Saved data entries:

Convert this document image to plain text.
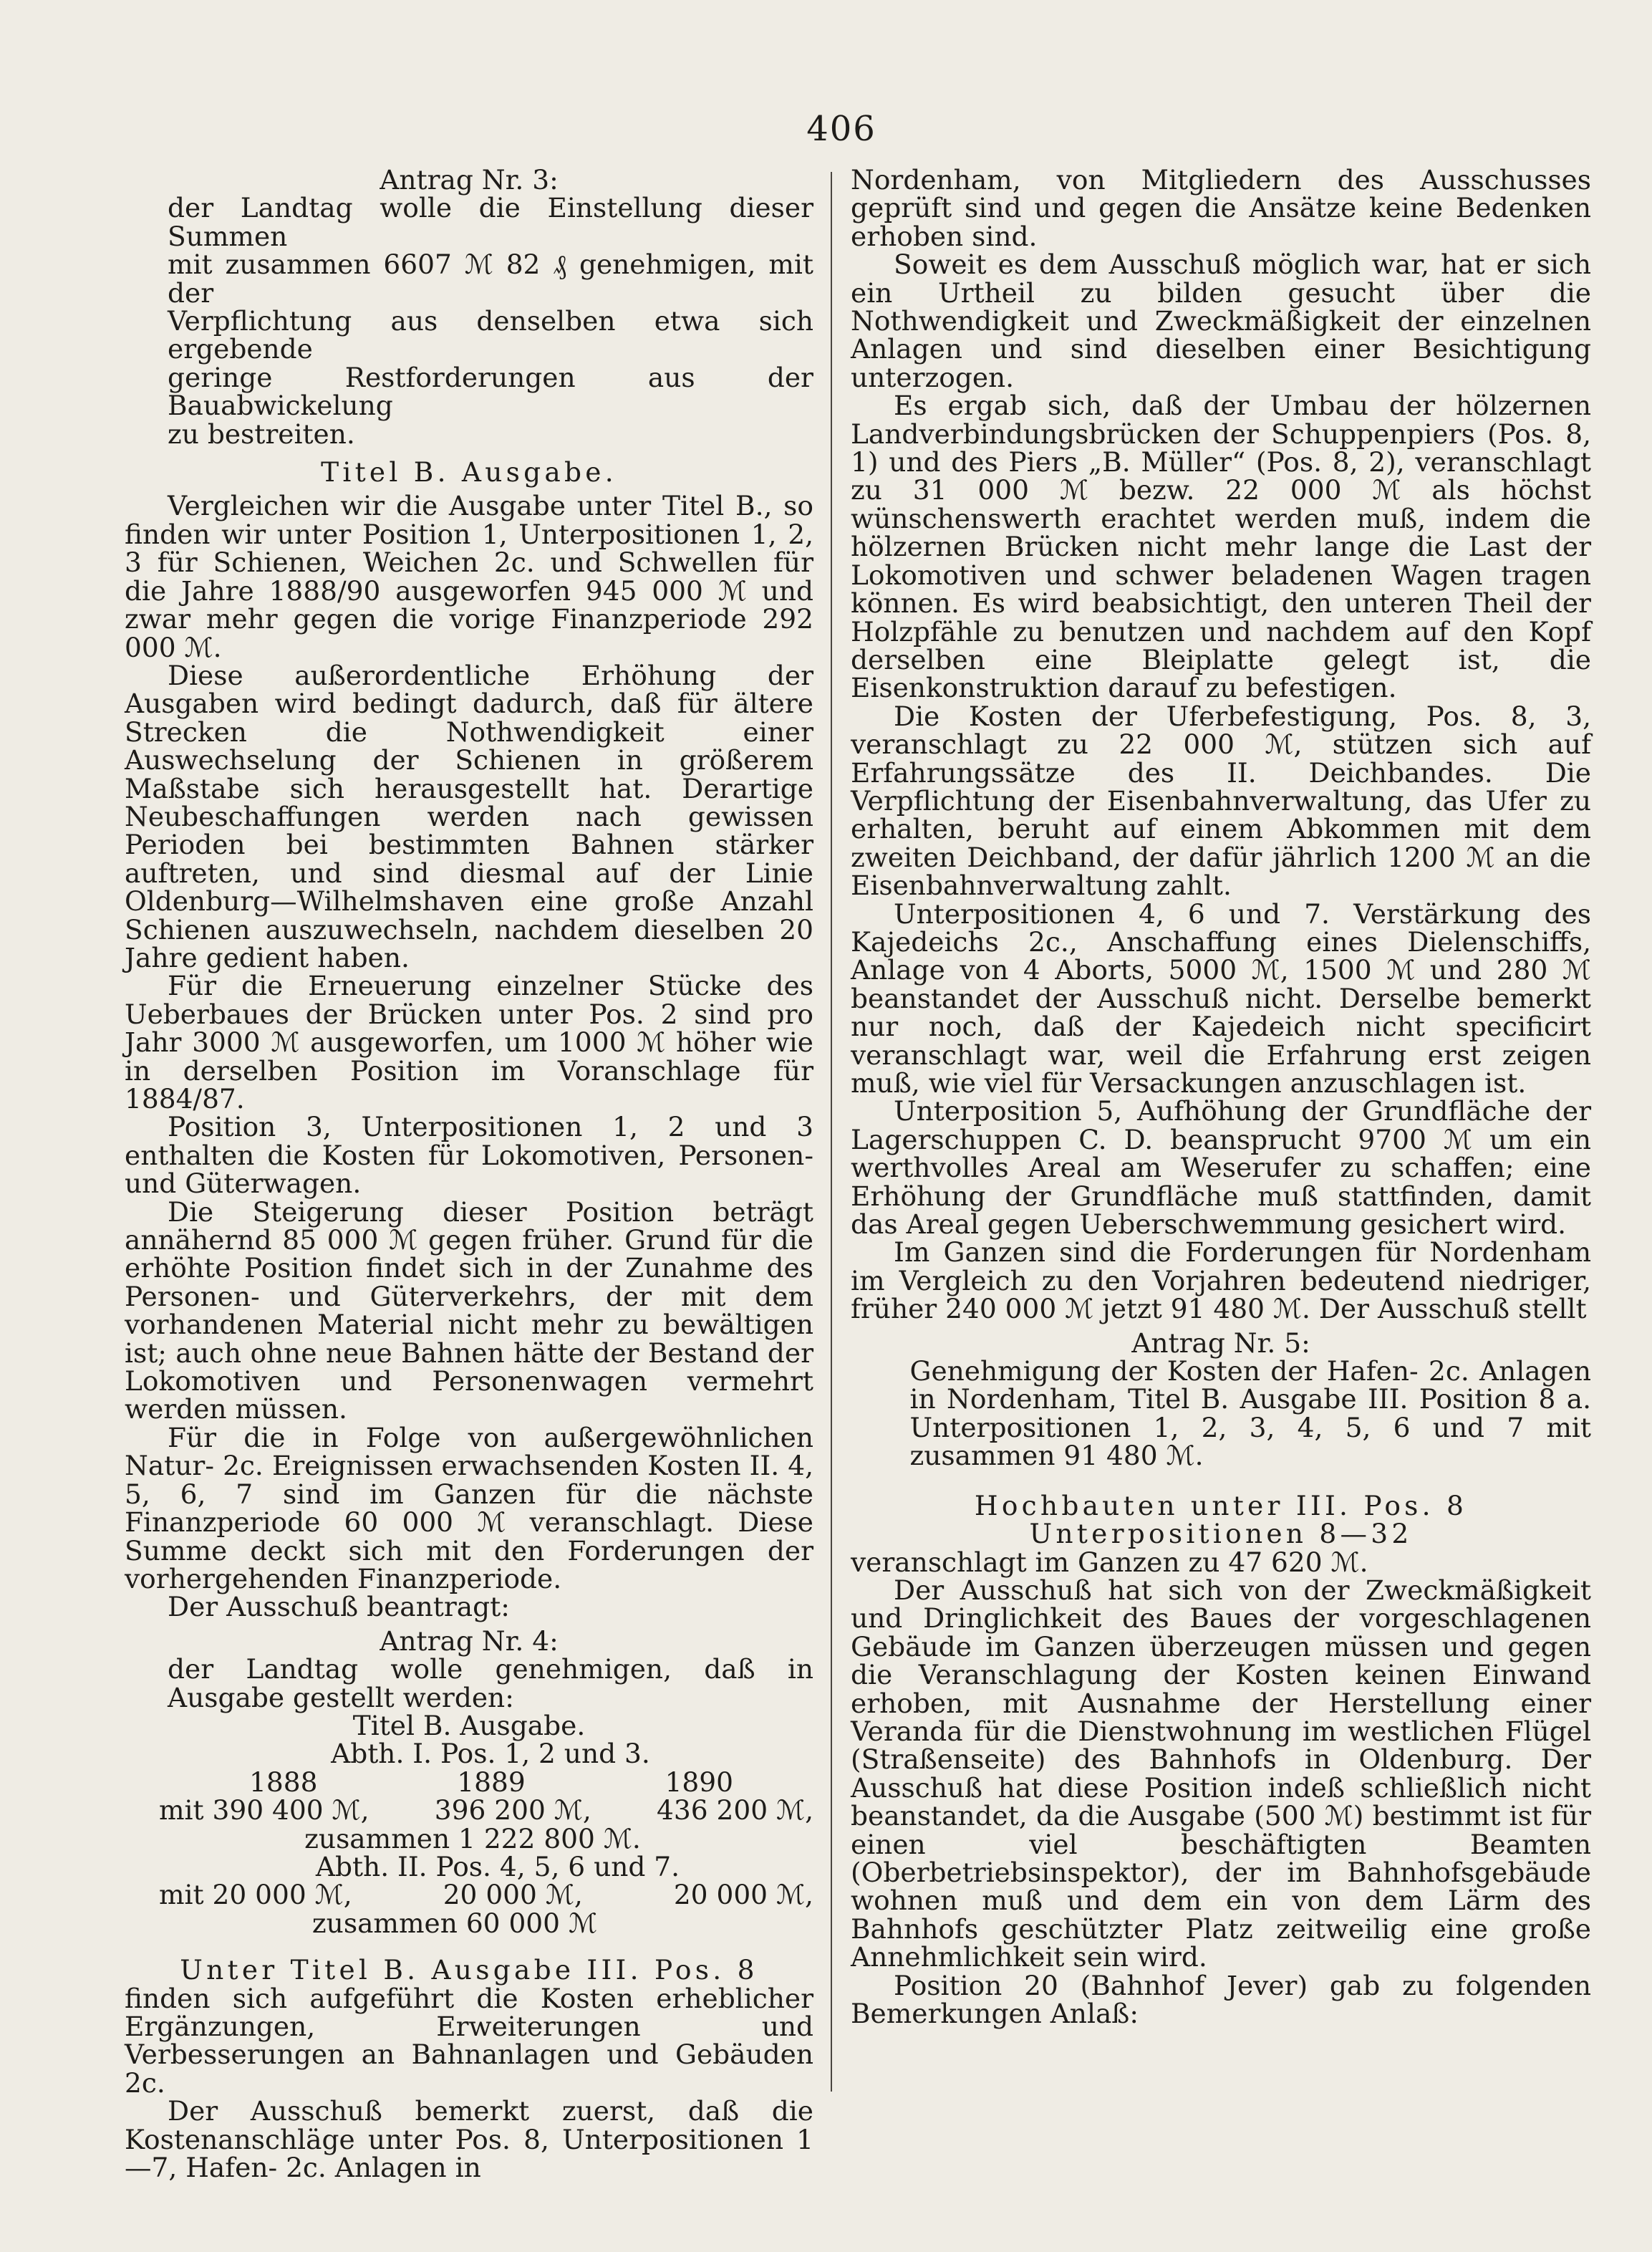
406
Antrag Nr. 3:
der Landtag wolle die Einstellung dieser Summen
mit zusammen 6607 ℳ 82 ₰ genehmigen, mit der
Verpflichtung aus denselben etwa sich ergebende
geringe Restforderungen aus der Bauabwickelung
zu bestreiten.
Titel B. Ausgabe.

Vergleichen wir die Ausgabe unter Titel B., so finden wir unter Position 1, Unterpositionen 1, 2, 3 für Schienen, Weichen 2c. und Schwellen für die Jahre 1888/90 ausgeworfen 945 000 ℳ und zwar mehr gegen die vorige Finanzperiode 292 000 ℳ.

Diese außerordentliche Erhöhung der Ausgaben wird bedingt dadurch, daß für ältere Strecken die Nothwendigkeit einer Auswechselung der Schienen in größerem Maßstabe sich herausgestellt hat. Derartige Neubeschaffungen werden nach gewissen Perioden bei bestimmten Bahnen stärker auftreten, und sind diesmal auf der Linie Oldenburg—Wilhelmshaven eine große Anzahl Schienen auszuwechseln, nachdem dieselben 20 Jahre gedient haben.

Für die Erneuerung einzelner Stücke des Ueberbaues der Brücken unter Pos. 2 sind pro Jahr 3000 ℳ ausgeworfen, um 1000 ℳ höher wie in derselben Position im Voranschlage für 1884/87.

Position 3, Unterpositionen 1, 2 und 3 enthalten die Kosten für Lokomotiven, Personen- und Güterwagen.

Die Steigerung dieser Position beträgt annähernd 85 000 ℳ gegen früher. Grund für die erhöhte Position findet sich in der Zunahme des Personen- und Güterverkehrs, der mit dem vorhandenen Material nicht mehr zu bewältigen ist; auch ohne neue Bahnen hätte der Bestand der Lokomotiven und Personenwagen vermehrt werden müssen.

Für die in Folge von außergewöhnlichen Natur- 2c. Ereignissen erwachsenden Kosten II. 4, 5, 6, 7 sind im Ganzen für die nächste Finanzperiode 60 000 ℳ veranschlagt. Diese Summe deckt sich mit den Forderungen der vorhergehenden Finanzperiode.

Der Ausschuß beantragt:

Antrag Nr. 4:
der Landtag wolle genehmigen, daß in Ausgabe gestellt werden:
Titel B. Ausgabe.
Abth. I. Pos. 1, 2 und 3.
1888	1889	1890
mit 390 400 ℳ, 396 200 ℳ, 436 200 ℳ,
zusammen 1 222 800 ℳ.
Abth. II. Pos. 4, 5, 6 und 7.
mit 20 000 ℳ,	20 000 ℳ,	20 000 ℳ,
zusammen 60 000 ℳ
Unter Titel B. Ausgabe III. Pos. 8

finden sich aufgeführt die Kosten erheblicher Ergänzungen, Erweiterungen und Verbesserungen an Bahnanlagen und Gebäuden 2c.

Der Ausschuß bemerkt zuerst, daß die Kostenanschläge unter Pos. 8, Unterpositionen 1—7, Hafen- 2c. Anlagen in

Nordenham, von Mitgliedern des Ausschusses geprüft sind und gegen die Ansätze keine Bedenken erhoben sind.

Soweit es dem Ausschuß möglich war, hat er sich ein Urtheil zu bilden gesucht über die Nothwendigkeit und Zweckmäßigkeit der einzelnen Anlagen und sind dieselben einer Besichtigung unterzogen.

Es ergab sich, daß der Umbau der hölzernen Landverbindungsbrücken der Schuppenpiers (Pos. 8, 1) und des Piers „B. Müller“ (Pos. 8, 2), veranschlagt zu 31 000 ℳ bezw. 22 000 ℳ als höchst wünschenswerth erachtet werden muß, indem die hölzernen Brücken nicht mehr lange die Last der Lokomotiven und schwer beladenen Wagen tragen können. Es wird beabsichtigt, den unteren Theil der Holzpfähle zu benutzen und nachdem auf den Kopf derselben eine Bleiplatte gelegt ist, die Eisenkonstruktion darauf zu befestigen.

Die Kosten der Uferbefestigung, Pos. 8, 3, veranschlagt zu 22 000 ℳ, stützen sich auf Erfahrungssätze des II. Deichbandes. Die Verpflichtung der Eisenbahnverwaltung, das Ufer zu erhalten, beruht auf einem Abkommen mit dem zweiten Deichband, der dafür jährlich 1200 ℳ an die Eisenbahnverwaltung zahlt.

Unterpositionen 4, 6 und 7. Verstärkung des Kajedeichs 2c., Anschaffung eines Dielenschiffs, Anlage von 4 Aborts, 5000 ℳ, 1500 ℳ und 280 ℳ beanstandet der Ausschuß nicht. Derselbe bemerkt nur noch, daß der Kajedeich nicht specificirt veranschlagt war, weil die Erfahrung erst zeigen muß, wie viel für Versackungen anzuschlagen ist.

Unterposition 5, Aufhöhung der Grundfläche der Lagerschuppen C. D. beansprucht 9700 ℳ um ein werthvolles Areal am Weserufer zu schaffen; eine Erhöhung der Grundfläche muß stattfinden, damit das Areal gegen Ueberschwemmung gesichert wird.

Im Ganzen sind die Forderungen für Nordenham im Vergleich zu den Vorjahren bedeutend niedriger, früher 240 000 ℳ jetzt 91 480 ℳ. Der Ausschuß stellt

Antrag Nr. 5:
Genehmigung der Kosten der Hafen- 2c. Anlagen in Nordenham, Titel B. Ausgabe III. Position 8 a. Unterpositionen 1, 2, 3, 4, 5, 6 und 7 mit zusammen 91 480 ℳ.
Hochbauten unter III. Pos. 8
Unterpositionen 8—32

veranschlagt im Ganzen zu 47 620 ℳ.

Der Ausschuß hat sich von der Zweckmäßigkeit und Dringlichkeit des Baues der vorgeschlagenen Gebäude im Ganzen überzeugen müssen und gegen die Veranschlagung der Kosten keinen Einwand erhoben, mit Ausnahme der Herstellung einer Veranda für die Dienstwohnung im westlichen Flügel (Straßenseite) des Bahnhofs in Oldenburg. Der Ausschuß hat diese Position indeß schließlich nicht beanstandet, da die Ausgabe (500 ℳ) bestimmt ist für einen viel beschäftigten Beamten (Oberbetriebsinspektor), der im Bahnhofsgebäude wohnen muß und dem ein von dem Lärm des Bahnhofs geschützter Platz zeitweilig eine große Annehmlichkeit sein wird.

Position 20 (Bahnhof Jever) gab zu folgenden Bemerkungen Anlaß:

GOAL >>
Reproduce the material in full, word for word, and omit the pictures.

TASK RESPONSE >>
Convert this document image to plain text.
406
Antrag Nr. 3:
der Landtag wolle die Einstellung dieser Summen
mit zusammen 6607 ℳ 82 ₰ genehmigen, mit der
Verpflichtung aus denselben etwa sich ergebende
geringe Restforderungen aus der Bauabwickelung
zu bestreiten.
Titel B. Ausgabe.

Vergleichen wir die Ausgabe unter Titel B., so finden wir unter Position 1, Unterpositionen 1, 2, 3 für Schienen, Weichen 2c. und Schwellen für die Jahre 1888/90 ausgeworfen 945 000 ℳ und zwar mehr gegen die vorige Finanzperiode 292 000 ℳ.

Diese außerordentliche Erhöhung der Ausgaben wird bedingt dadurch, daß für ältere Strecken die Nothwendigkeit einer Auswechselung der Schienen in größerem Maßstabe sich herausgestellt hat. Derartige Neubeschaffungen werden nach gewissen Perioden bei bestimmten Bahnen stärker auftreten, und sind diesmal auf der Linie Oldenburg—Wilhelmshaven eine große Anzahl Schienen auszuwechseln, nachdem dieselben 20 Jahre gedient haben.

Für die Erneuerung einzelner Stücke des Ueberbaues der Brücken unter Pos. 2 sind pro Jahr 3000 ℳ ausgeworfen, um 1000 ℳ höher wie in derselben Position im Voranschlage für 1884/87.

Position 3, Unterpositionen 1, 2 und 3 enthalten die Kosten für Lokomotiven, Personen- und Güterwagen.

Die Steigerung dieser Position beträgt annähernd 85 000 ℳ gegen früher. Grund für die erhöhte Position findet sich in der Zunahme des Personen- und Güterverkehrs, der mit dem vorhandenen Material nicht mehr zu bewältigen ist; auch ohne neue Bahnen hätte der Bestand der Lokomotiven und Personenwagen vermehrt werden müssen.

Für die in Folge von außergewöhnlichen Natur- 2c. Ereignissen erwachsenden Kosten II. 4, 5, 6, 7 sind im Ganzen für die nächste Finanzperiode 60 000 ℳ veranschlagt. Diese Summe deckt sich mit den Forderungen der vorhergehenden Finanzperiode.

Der Ausschuß beantragt:

Antrag Nr. 4:
der Landtag wolle genehmigen, daß in Ausgabe gestellt werden:
Titel B. Ausgabe.
Abth. I. Pos. 1, 2 und 3.
1888	1889	1890
mit 390 400 ℳ, 396 200 ℳ, 436 200 ℳ,
zusammen 1 222 800 ℳ.
Abth. II. Pos. 4, 5, 6 und 7.
mit 20 000 ℳ,	20 000 ℳ,	20 000 ℳ,
zusammen 60 000 ℳ
Unter Titel B. Ausgabe III. Pos. 8

finden sich aufgeführt die Kosten erheblicher Ergänzungen, Erweiterungen und Verbesserungen an Bahnanlagen und Gebäuden 2c.

Der Ausschuß bemerkt zuerst, daß die Kostenanschläge unter Pos. 8, Unterpositionen 1—7, Hafen- 2c. Anlagen in

Nordenham, von Mitgliedern des Ausschusses geprüft sind und gegen die Ansätze keine Bedenken erhoben sind.

Soweit es dem Ausschuß möglich war, hat er sich ein Urtheil zu bilden gesucht über die Nothwendigkeit und Zweckmäßigkeit der einzelnen Anlagen und sind dieselben einer Besichtigung unterzogen.

Es ergab sich, daß der Umbau der hölzernen Landverbindungsbrücken der Schuppenpiers (Pos. 8, 1) und des Piers „B. Müller“ (Pos. 8, 2), veranschlagt zu 31 000 ℳ bezw. 22 000 ℳ als höchst wünschenswerth erachtet werden muß, indem die hölzernen Brücken nicht mehr lange die Last der Lokomotiven und schwer beladenen Wagen tragen können. Es wird beabsichtigt, den unteren Theil der Holzpfähle zu benutzen und nachdem auf den Kopf derselben eine Bleiplatte gelegt ist, die Eisenkonstruktion darauf zu befestigen.

Die Kosten der Uferbefestigung, Pos. 8, 3, veranschlagt zu 22 000 ℳ, stützen sich auf Erfahrungssätze des II. Deichbandes. Die Verpflichtung der Eisenbahnverwaltung, das Ufer zu erhalten, beruht auf einem Abkommen mit dem zweiten Deichband, der dafür jährlich 1200 ℳ an die Eisenbahnverwaltung zahlt.

Unterpositionen 4, 6 und 7. Verstärkung des Kajedeichs 2c., Anschaffung eines Dielenschiffs, Anlage von 4 Aborts, 5000 ℳ, 1500 ℳ und 280 ℳ beanstandet der Ausschuß nicht. Derselbe bemerkt nur noch, daß der Kajedeich nicht specificirt veranschlagt war, weil die Erfahrung erst zeigen muß, wie viel für Versackungen anzuschlagen ist.

Unterposition 5, Aufhöhung der Grundfläche der Lagerschuppen C. D. beansprucht 9700 ℳ um ein werthvolles Areal am Weserufer zu schaffen; eine Erhöhung der Grundfläche muß stattfinden, damit das Areal gegen Ueberschwemmung gesichert wird.

Im Ganzen sind die Forderungen für Nordenham im Vergleich zu den Vorjahren bedeutend niedriger, früher 240 000 ℳ jetzt 91 480 ℳ. Der Ausschuß stellt

Antrag Nr. 5:
Genehmigung der Kosten der Hafen- 2c. Anlagen in Nordenham, Titel B. Ausgabe III. Position 8 a. Unterpositionen 1, 2, 3, 4, 5, 6 und 7 mit zusammen 91 480 ℳ.
Hochbauten unter III. Pos. 8
Unterpositionen 8—32

veranschlagt im Ganzen zu 47 620 ℳ.

Der Ausschuß hat sich von der Zweckmäßigkeit und Dringlichkeit des Baues der vorgeschlagenen Gebäude im Ganzen überzeugen müssen und gegen die Veranschlagung der Kosten keinen Einwand erhoben, mit Ausnahme der Herstellung einer Veranda für die Dienstwohnung im westlichen Flügel (Straßenseite) des Bahnhofs in Oldenburg. Der Ausschuß hat diese Position indeß schließlich nicht beanstandet, da die Ausgabe (500 ℳ) bestimmt ist für einen viel beschäftigten Beamten (Oberbetriebsinspektor), der im Bahnhofsgebäude wohnen muß und dem ein von dem Lärm des Bahnhofs geschützter Platz zeitweilig eine große Annehmlichkeit sein wird.

Position 20 (Bahnhof Jever) gab zu folgenden Bemerkungen Anlaß:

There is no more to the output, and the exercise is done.